[STATED GOAL] Return the lines below that carry the word "Гречечкою".

[RECORDS PROVIDED]
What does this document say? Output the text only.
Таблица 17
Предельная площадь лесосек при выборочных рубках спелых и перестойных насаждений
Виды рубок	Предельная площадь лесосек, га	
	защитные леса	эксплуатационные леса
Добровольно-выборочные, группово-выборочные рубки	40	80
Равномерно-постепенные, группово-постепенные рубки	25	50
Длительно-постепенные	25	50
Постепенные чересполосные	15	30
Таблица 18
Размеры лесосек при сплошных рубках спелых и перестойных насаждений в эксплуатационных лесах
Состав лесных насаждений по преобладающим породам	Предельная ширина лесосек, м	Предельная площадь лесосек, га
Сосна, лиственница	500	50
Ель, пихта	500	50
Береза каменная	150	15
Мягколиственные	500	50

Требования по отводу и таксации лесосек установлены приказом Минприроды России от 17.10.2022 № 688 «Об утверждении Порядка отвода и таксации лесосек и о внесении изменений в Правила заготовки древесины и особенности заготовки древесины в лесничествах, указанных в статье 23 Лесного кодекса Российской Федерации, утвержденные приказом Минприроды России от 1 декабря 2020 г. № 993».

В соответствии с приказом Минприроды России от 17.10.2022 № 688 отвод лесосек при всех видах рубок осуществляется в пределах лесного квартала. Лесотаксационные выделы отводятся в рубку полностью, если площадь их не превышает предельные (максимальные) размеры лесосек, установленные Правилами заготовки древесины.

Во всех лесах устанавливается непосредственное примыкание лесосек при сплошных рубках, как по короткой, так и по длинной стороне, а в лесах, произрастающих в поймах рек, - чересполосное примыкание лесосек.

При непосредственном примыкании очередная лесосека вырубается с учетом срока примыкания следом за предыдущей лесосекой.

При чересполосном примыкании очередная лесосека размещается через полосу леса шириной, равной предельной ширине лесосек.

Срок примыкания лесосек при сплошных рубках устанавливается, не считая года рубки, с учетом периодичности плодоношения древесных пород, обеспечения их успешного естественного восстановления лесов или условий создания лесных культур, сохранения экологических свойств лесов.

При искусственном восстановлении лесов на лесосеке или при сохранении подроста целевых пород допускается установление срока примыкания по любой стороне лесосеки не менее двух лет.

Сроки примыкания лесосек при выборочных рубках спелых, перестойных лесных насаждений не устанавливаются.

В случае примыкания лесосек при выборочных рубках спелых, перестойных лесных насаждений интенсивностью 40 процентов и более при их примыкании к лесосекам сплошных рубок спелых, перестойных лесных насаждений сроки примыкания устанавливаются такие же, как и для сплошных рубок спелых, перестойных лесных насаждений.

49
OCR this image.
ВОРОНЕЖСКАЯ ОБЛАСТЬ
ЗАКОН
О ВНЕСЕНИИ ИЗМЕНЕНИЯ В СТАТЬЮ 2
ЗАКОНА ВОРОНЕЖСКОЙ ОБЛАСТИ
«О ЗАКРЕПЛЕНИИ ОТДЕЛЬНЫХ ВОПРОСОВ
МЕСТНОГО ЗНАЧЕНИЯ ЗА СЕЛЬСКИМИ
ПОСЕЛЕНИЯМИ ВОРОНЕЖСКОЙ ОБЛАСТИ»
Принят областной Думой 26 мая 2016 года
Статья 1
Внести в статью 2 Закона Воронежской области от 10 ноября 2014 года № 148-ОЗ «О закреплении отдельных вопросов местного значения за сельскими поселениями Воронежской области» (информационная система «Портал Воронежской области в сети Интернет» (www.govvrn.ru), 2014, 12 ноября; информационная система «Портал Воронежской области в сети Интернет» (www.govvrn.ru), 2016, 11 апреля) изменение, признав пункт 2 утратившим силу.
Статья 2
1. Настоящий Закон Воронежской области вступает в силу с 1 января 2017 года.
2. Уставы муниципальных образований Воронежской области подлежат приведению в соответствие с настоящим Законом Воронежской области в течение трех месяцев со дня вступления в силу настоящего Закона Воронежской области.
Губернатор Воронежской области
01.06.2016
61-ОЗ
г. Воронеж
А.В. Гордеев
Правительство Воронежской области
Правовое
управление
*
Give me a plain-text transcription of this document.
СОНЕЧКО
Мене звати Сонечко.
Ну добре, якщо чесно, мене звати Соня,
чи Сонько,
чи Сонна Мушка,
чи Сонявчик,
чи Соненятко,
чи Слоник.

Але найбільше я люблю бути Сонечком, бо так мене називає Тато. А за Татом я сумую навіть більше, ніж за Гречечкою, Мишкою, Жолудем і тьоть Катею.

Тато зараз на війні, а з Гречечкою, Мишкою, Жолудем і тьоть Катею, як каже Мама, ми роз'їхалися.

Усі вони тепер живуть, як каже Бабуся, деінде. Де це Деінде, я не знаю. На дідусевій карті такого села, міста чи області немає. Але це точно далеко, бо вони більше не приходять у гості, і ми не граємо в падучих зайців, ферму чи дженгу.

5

[ANSWER TO THIS TASK]
Але найбільше я люблю бути Сонечком, бо так мене називає Тато. А за Татом я сумую навіть більше, ніж за Гречечкою, Мишкою, Жолудем і тьоть Катею.
Тато зараз на війні, а з Гречечкою, Мишкою, Жолудем і тьоть Катею, як каже Мама, ми роз'їхалися.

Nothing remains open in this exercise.